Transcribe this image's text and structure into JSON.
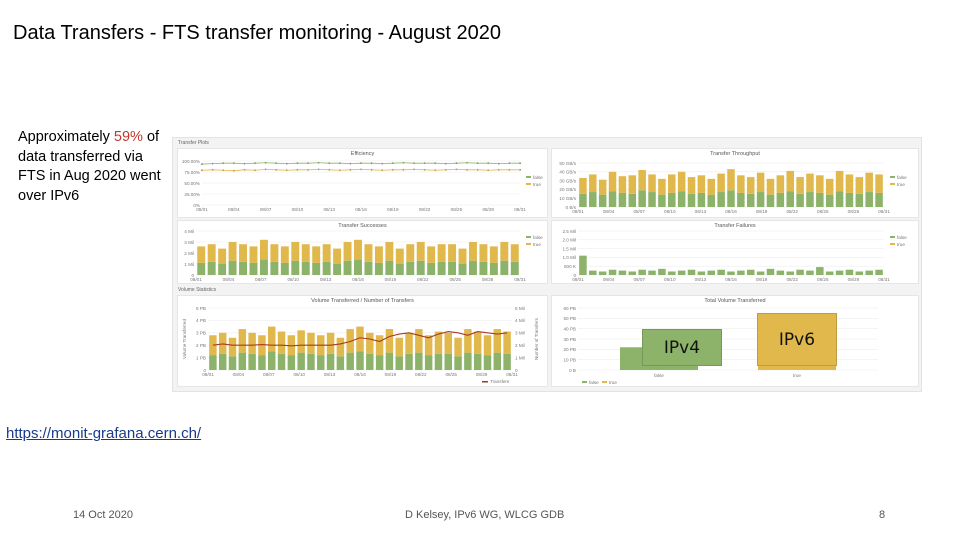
{
  "slide": {
    "title": "Data Transfers - FTS transfer monitoring - August 2020",
    "summary_before": "Approximately ",
    "summary_highlight": "59%",
    "summary_after": " of data transferred via FTS in Aug 2020 went over IPv6",
    "link": "https://monit-grafana.cern.ch/",
    "footer_date": "14 Oct 2020",
    "footer_author": "D Kelsey, IPv6 WG, WLCG GDB",
    "page_number": "8"
  },
  "dashboard": {
    "row_transfer_plots": "Transfer Plots",
    "row_volume_statistics": "Volume Statistics",
    "colors": {
      "ipv4": "#8cb369",
      "ipv6": "#e0b84c",
      "line": "#a63a2a"
    },
    "date_ticks": [
      "08/01",
      "08/04",
      "08/07",
      "08/10",
      "08/13",
      "08/16",
      "08/19",
      "08/22",
      "08/25",
      "08/28",
      "08/31"
    ],
    "panels": {
      "efficiency": {
        "title": "Efficiency",
        "yticks": [
          "100.00%",
          "75.00%",
          "50.00%",
          "25.00%",
          "0%"
        ],
        "legend": [
          "false",
          "true"
        ],
        "chart_data": {
          "type": "line",
          "series": [
            {
              "name": "false",
              "values": [
                0.93,
                0.94,
                0.95,
                0.95,
                0.94,
                0.95,
                0.96,
                0.95,
                0.94,
                0.95,
                0.95,
                0.96,
                0.95,
                0.95,
                0.94,
                0.95,
                0.95,
                0.94,
                0.95,
                0.96,
                0.95,
                0.95,
                0.95,
                0.94,
                0.95,
                0.96,
                0.95,
                0.95,
                0.94,
                0.95,
                0.95
              ]
            },
            {
              "name": "true",
              "values": [
                0.79,
                0.8,
                0.79,
                0.78,
                0.8,
                0.79,
                0.81,
                0.8,
                0.79,
                0.8,
                0.8,
                0.81,
                0.8,
                0.79,
                0.8,
                0.81,
                0.8,
                0.79,
                0.8,
                0.8,
                0.81,
                0.8,
                0.79,
                0.8,
                0.81,
                0.8,
                0.8,
                0.79,
                0.8,
                0.8,
                0.8
              ]
            }
          ],
          "ylim": [
            0,
            1
          ]
        }
      },
      "throughput": {
        "title": "Transfer Throughput",
        "yticks": [
          "50 GB/s",
          "40 GB/s",
          "30 GB/s",
          "20 GB/s",
          "10 GB/s",
          "0 B/s"
        ],
        "legend": [
          "false",
          "true"
        ],
        "chart_data": {
          "type": "bar",
          "series": [
            {
              "name": "false",
              "values": [
                15,
                17,
                14,
                18,
                16,
                15,
                19,
                17,
                14,
                16,
                18,
                15,
                16,
                14,
                17,
                19,
                16,
                15,
                17,
                14,
                16,
                18,
                15,
                17,
                16,
                14,
                18,
                16,
                15,
                17,
                16
              ]
            },
            {
              "name": "true",
              "values": [
                18,
                20,
                17,
                22,
                19,
                21,
                23,
                20,
                18,
                21,
                22,
                19,
                20,
                18,
                21,
                24,
                20,
                19,
                22,
                18,
                20,
                23,
                19,
                21,
                20,
                18,
                23,
                21,
                19,
                22,
                21
              ]
            }
          ],
          "ylim": [
            0,
            50
          ]
        }
      },
      "successes": {
        "title": "Transfer Successes",
        "yticks": [
          "4 Mil",
          "3 Mil",
          "2 Mil",
          "1 Mil",
          "0"
        ],
        "legend": [
          "false",
          "true"
        ],
        "chart_data": {
          "type": "bar",
          "series": [
            {
              "name": "false",
              "values": [
                1.1,
                1.2,
                1.0,
                1.3,
                1.2,
                1.1,
                1.4,
                1.2,
                1.1,
                1.3,
                1.2,
                1.1,
                1.2,
                1.0,
                1.3,
                1.4,
                1.2,
                1.1,
                1.3,
                1.0,
                1.2,
                1.3,
                1.1,
                1.2,
                1.2,
                1.0,
                1.3,
                1.2,
                1.1,
                1.3,
                1.2
              ]
            },
            {
              "name": "true",
              "values": [
                1.5,
                1.6,
                1.4,
                1.7,
                1.6,
                1.5,
                1.8,
                1.6,
                1.5,
                1.7,
                1.6,
                1.5,
                1.6,
                1.4,
                1.7,
                1.8,
                1.6,
                1.5,
                1.7,
                1.4,
                1.6,
                1.7,
                1.5,
                1.6,
                1.6,
                1.4,
                1.7,
                1.6,
                1.5,
                1.7,
                1.6
              ]
            }
          ],
          "ylim": [
            0,
            4
          ]
        }
      },
      "failures": {
        "title": "Transfer Failures",
        "yticks": [
          "2.5 Mil",
          "2.0 Mil",
          "1.5 Mil",
          "1.0 Mil",
          "500 K",
          "0"
        ],
        "legend": [
          "false",
          "true"
        ],
        "chart_data": {
          "type": "bar",
          "series": [
            {
              "name": "false",
              "values": [
                1.1,
                0.25,
                0.2,
                0.3,
                0.25,
                0.2,
                0.3,
                0.25,
                0.35,
                0.2,
                0.25,
                0.3,
                0.2,
                0.25,
                0.3,
                0.2,
                0.25,
                0.3,
                0.2,
                0.35,
                0.25,
                0.2,
                0.3,
                0.25,
                0.45,
                0.2,
                0.25,
                0.3,
                0.2,
                0.25,
                0.3
              ]
            },
            {
              "name": "true",
              "values": [
                0,
                0,
                0,
                0,
                0,
                0,
                0,
                0,
                0,
                0,
                0,
                0,
                0,
                0,
                0,
                0,
                0,
                0,
                0,
                0,
                0,
                0,
                0,
                0,
                0,
                0,
                0,
                0,
                0,
                0,
                0
              ]
            }
          ],
          "ylim": [
            0,
            2.5
          ]
        }
      },
      "volume": {
        "title": "Volume Transferred / Number of Transfers",
        "yticks_left": [
          "5 PB",
          "4 PB",
          "3 PB",
          "2 PB",
          "1 PB",
          "0"
        ],
        "yticks_right": [
          "5 Mil",
          "4 Mil",
          "3 Mil",
          "2 Mil",
          "1 Mil",
          "0"
        ],
        "ylabel_left": "Volume Transferred",
        "ylabel_right": "Number of Transfers",
        "legend": [
          "false",
          "true",
          "Transfers"
        ],
        "chart_data": {
          "type": "bar",
          "series": [
            {
              "name": "false",
              "values": [
                1.2,
                1.3,
                1.1,
                1.4,
                1.3,
                1.2,
                1.5,
                1.3,
                1.2,
                1.4,
                1.3,
                1.2,
                1.3,
                1.1,
                1.4,
                1.5,
                1.3,
                1.2,
                1.4,
                1.1,
                1.3,
                1.4,
                1.2,
                1.3,
                1.3,
                1.1,
                1.4,
                1.3,
                1.2,
                1.4,
                1.3
              ]
            },
            {
              "name": "true",
              "values": [
                1.6,
                1.7,
                1.5,
                1.9,
                1.7,
                1.6,
                2.0,
                1.8,
                1.6,
                1.8,
                1.7,
                1.6,
                1.7,
                1.5,
                1.9,
                2.0,
                1.7,
                1.6,
                1.9,
                1.5,
                1.7,
                1.9,
                1.6,
                1.8,
                1.7,
                1.5,
                1.9,
                1.8,
                1.6,
                1.9,
                1.8
              ]
            },
            {
              "name": "Transfers",
              "values": [
                2.0,
                2.1,
                2.0,
                2.0,
                2.0,
                2.05,
                2.0,
                2.0,
                1.95,
                2.0,
                2.0,
                2.0,
                2.0,
                2.1,
                2.3,
                2.6,
                2.5,
                2.3,
                2.7,
                2.9,
                3.0,
                2.8,
                2.6,
                2.9,
                3.1,
                3.0,
                2.8,
                3.1,
                3.0,
                2.9,
                3.0
              ]
            }
          ],
          "ylim": [
            0,
            5
          ]
        }
      },
      "total": {
        "title": "Total Volume Transferred",
        "yticks": [
          "60 PB",
          "50 PB",
          "40 PB",
          "30 PB",
          "20 PB",
          "10 PB",
          "0 B"
        ],
        "categories": [
          "false",
          "true"
        ],
        "legend": [
          "false",
          "true"
        ],
        "chart_data": {
          "type": "bar",
          "categories": [
            "false",
            "true"
          ],
          "values": [
            22,
            32
          ],
          "ylim": [
            0,
            60
          ]
        }
      }
    }
  },
  "overlay": {
    "ipv4_label": "IPv4",
    "ipv6_label": "IPv6"
  }
}
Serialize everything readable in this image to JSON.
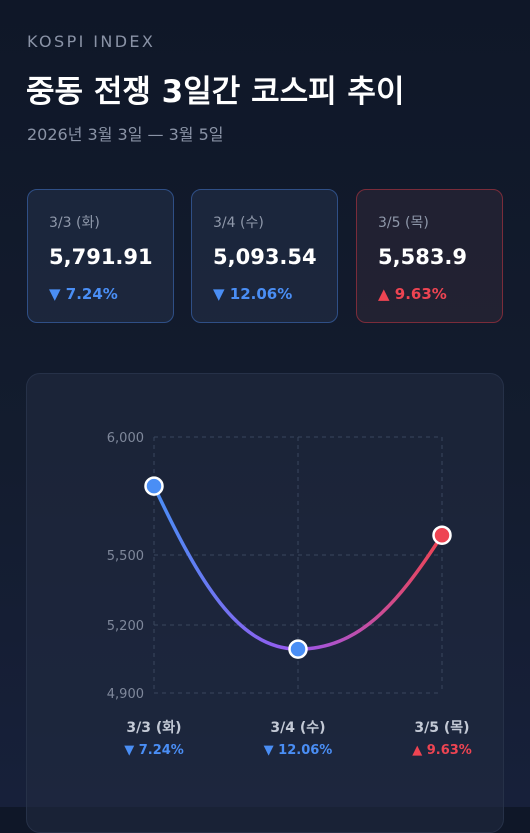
{
  "header": {
    "eyebrow": "KOSPI INDEX",
    "title": "중동 전쟁 3일간 코스피 추이",
    "subtitle": "2026년 3월 3일 — 3월 5일"
  },
  "cards": [
    {
      "date": "3/3 (화)",
      "value": "5,791.91",
      "change": "▼ 7.24%",
      "direction": "down"
    },
    {
      "date": "3/4 (수)",
      "value": "5,093.54",
      "change": "▼ 12.06%",
      "direction": "down"
    },
    {
      "date": "3/5 (목)",
      "value": "5,583.9",
      "change": "▲ 9.63%",
      "direction": "up"
    }
  ],
  "colors": {
    "down": "#4a8ef5",
    "up": "#ee4452",
    "grid": "#3a465e",
    "tick_text": "#7f889b",
    "category_text": "#c3c9d5",
    "line_start": "#4a8ef5",
    "line_mid": "#9b57ee",
    "line_end": "#ee4452"
  },
  "chart_data": {
    "type": "line",
    "categories": [
      "3/3 (화)",
      "3/4 (수)",
      "3/5 (목)"
    ],
    "values": [
      5791.91,
      5093.54,
      5583.9
    ],
    "changes": [
      "▼ 7.24%",
      "▼ 12.06%",
      "▲ 9.63%"
    ],
    "directions": [
      "down",
      "down",
      "up"
    ],
    "yticks": [
      4900,
      5200,
      5500,
      6000
    ],
    "ytick_labels": [
      "4,900",
      "5,200",
      "5,500",
      "6,000"
    ],
    "ylim": [
      4900,
      6000
    ],
    "grid": true,
    "title": "",
    "xlabel": "",
    "ylabel": ""
  }
}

------------------------------

*SET EXERCISE*
Beginning with the line that holds "Serialize everything readable" and ending with the last line of the material above, extract every line exactly, pictures excluded.

*RESPONSE FOR THIS EXERCISE*
Serialize everything readable in this image to JSON.
{
  "header": {
    "eyebrow": "KOSPI INDEX",
    "title": "중동 전쟁 3일간 코스피 추이",
    "subtitle": "2026년 3월 3일 — 3월 5일"
  },
  "cards": [
    {
      "date": "3/3 (화)",
      "value": "5,791.91",
      "change": "▼ 7.24%",
      "direction": "down"
    },
    {
      "date": "3/4 (수)",
      "value": "5,093.54",
      "change": "▼ 12.06%",
      "direction": "down"
    },
    {
      "date": "3/5 (목)",
      "value": "5,583.9",
      "change": "▲ 9.63%",
      "direction": "up"
    }
  ],
  "colors": {
    "down": "#4a8ef5",
    "up": "#ee4452",
    "grid": "#3a465e",
    "tick_text": "#7f889b",
    "category_text": "#c3c9d5",
    "line_start": "#4a8ef5",
    "line_mid": "#9b57ee",
    "line_end": "#ee4452"
  },
  "chart_data": {
    "type": "line",
    "categories": [
      "3/3 (화)",
      "3/4 (수)",
      "3/5 (목)"
    ],
    "values": [
      5791.91,
      5093.54,
      5583.9
    ],
    "changes": [
      "▼ 7.24%",
      "▼ 12.06%",
      "▲ 9.63%"
    ],
    "directions": [
      "down",
      "down",
      "up"
    ],
    "yticks": [
      4900,
      5200,
      5500,
      6000
    ],
    "ytick_labels": [
      "4,900",
      "5,200",
      "5,500",
      "6,000"
    ],
    "ylim": [
      4900,
      6000
    ],
    "grid": true,
    "title": "",
    "xlabel": "",
    "ylabel": ""
  }
}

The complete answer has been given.